--- Problem description ---
Reproduce every line in the listing that contains the word "SHGD".

===== Extracted data =====

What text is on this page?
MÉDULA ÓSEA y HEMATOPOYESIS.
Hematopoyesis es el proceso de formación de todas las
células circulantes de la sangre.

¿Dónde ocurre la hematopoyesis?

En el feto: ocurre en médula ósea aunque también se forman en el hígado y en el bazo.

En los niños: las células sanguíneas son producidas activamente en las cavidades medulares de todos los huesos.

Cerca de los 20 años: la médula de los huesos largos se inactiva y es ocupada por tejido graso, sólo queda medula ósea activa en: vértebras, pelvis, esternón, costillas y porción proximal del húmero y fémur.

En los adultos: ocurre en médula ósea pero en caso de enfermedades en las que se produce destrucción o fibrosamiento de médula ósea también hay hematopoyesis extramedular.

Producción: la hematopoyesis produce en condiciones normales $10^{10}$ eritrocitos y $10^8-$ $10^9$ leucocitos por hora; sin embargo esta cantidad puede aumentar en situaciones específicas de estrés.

=====
===== Extracted data =====

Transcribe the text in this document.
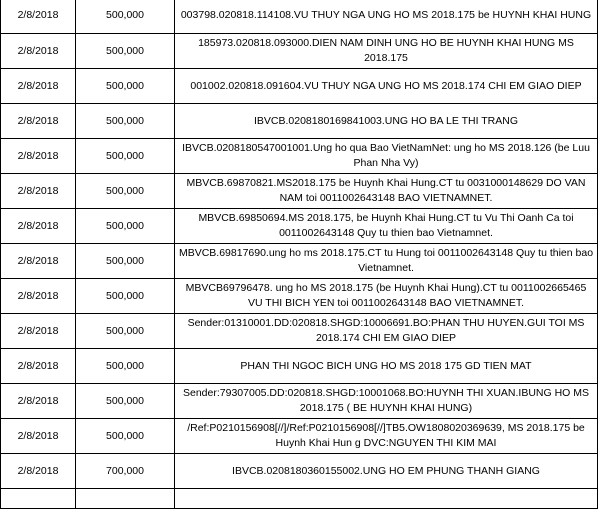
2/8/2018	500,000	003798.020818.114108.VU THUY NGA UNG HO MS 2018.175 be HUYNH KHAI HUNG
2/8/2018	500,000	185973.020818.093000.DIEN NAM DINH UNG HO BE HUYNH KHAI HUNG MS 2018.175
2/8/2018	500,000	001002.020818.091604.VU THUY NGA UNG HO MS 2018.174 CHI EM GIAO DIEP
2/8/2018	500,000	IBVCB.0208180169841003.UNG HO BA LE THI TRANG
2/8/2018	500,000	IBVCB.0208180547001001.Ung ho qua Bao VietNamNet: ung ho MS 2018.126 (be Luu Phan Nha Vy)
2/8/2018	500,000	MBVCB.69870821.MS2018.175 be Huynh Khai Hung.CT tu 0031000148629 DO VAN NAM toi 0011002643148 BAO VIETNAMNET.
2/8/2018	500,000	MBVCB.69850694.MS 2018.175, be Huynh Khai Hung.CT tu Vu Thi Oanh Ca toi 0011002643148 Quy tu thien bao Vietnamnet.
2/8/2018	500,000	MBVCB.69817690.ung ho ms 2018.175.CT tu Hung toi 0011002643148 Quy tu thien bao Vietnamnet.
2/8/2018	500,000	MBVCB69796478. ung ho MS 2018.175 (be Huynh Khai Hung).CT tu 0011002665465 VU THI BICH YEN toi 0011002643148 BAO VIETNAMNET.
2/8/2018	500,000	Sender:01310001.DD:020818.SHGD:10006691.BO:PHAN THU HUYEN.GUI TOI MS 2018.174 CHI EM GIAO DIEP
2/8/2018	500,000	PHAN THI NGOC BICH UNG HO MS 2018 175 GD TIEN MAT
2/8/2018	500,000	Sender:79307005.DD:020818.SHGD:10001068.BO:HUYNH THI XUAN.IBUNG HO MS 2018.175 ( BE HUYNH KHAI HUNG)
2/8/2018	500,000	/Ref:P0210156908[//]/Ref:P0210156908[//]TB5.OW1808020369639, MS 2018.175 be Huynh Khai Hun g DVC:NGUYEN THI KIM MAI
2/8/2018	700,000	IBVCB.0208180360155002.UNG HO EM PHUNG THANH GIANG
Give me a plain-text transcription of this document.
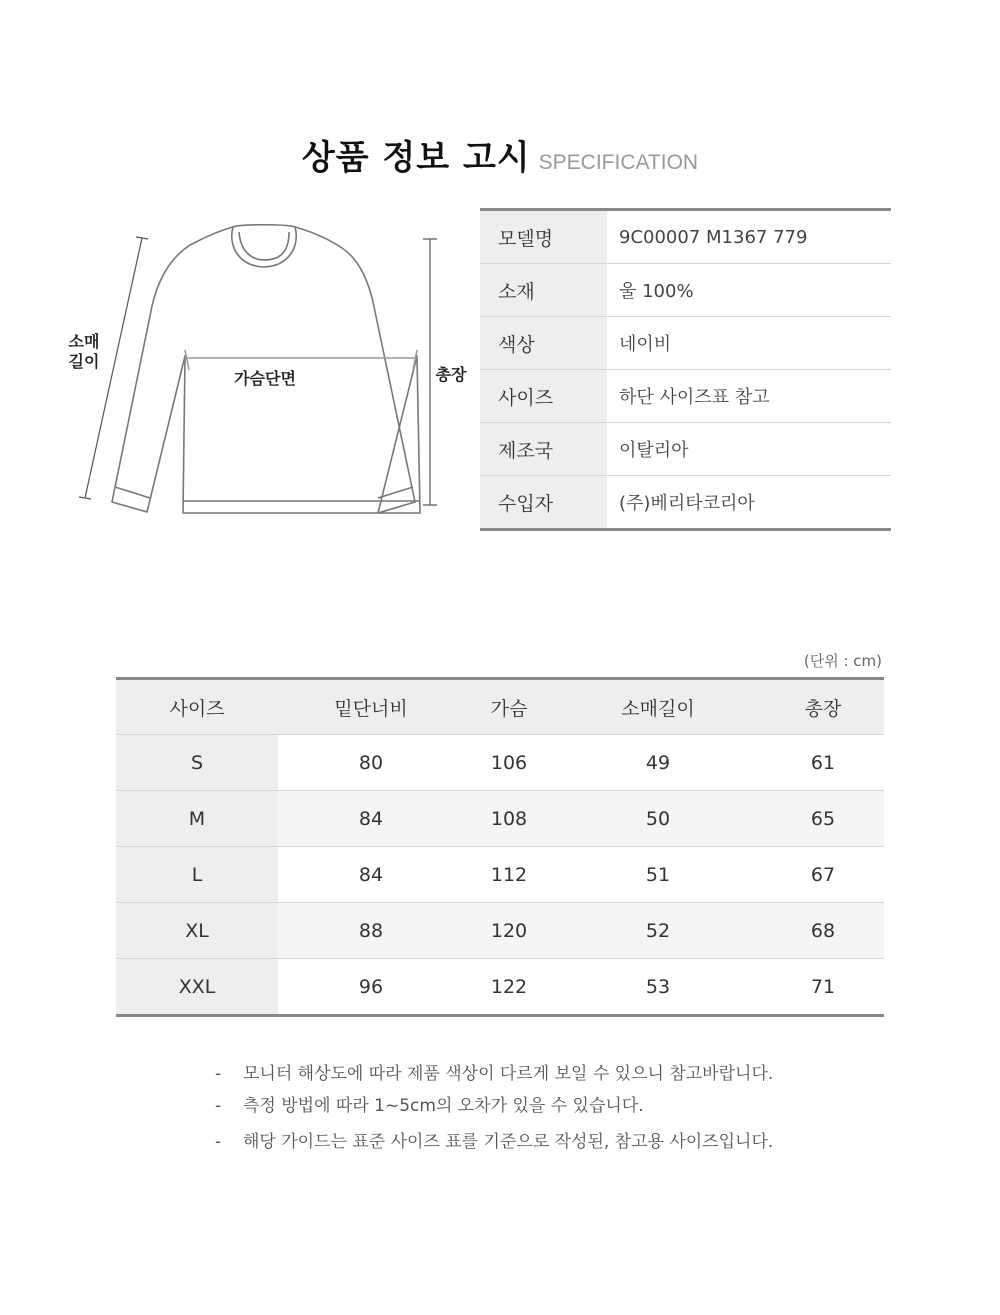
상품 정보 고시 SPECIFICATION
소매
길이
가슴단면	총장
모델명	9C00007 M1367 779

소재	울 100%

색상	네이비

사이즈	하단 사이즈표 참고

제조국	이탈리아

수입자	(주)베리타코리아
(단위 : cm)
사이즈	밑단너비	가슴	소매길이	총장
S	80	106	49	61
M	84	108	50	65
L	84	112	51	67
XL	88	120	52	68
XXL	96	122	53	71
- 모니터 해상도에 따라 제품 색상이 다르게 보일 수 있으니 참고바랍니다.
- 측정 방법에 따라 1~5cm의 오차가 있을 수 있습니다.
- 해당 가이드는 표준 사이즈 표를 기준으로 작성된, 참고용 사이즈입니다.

=====

--- Output ---
2/8/2018	500,000	Sender:01310001.DD:020818.SHGD:10006691.BO:PHAN THU HUYEN.GUI TOI MS 2018.174 CHI EM GIAO DIEP
2/8/2018	500,000	Sender:79307005.DD:020818.SHGD:10001068.BO:HUYNH THI XUAN.IBUNG HO MS 2018.175 ( BE HUYNH KHAI HUNG)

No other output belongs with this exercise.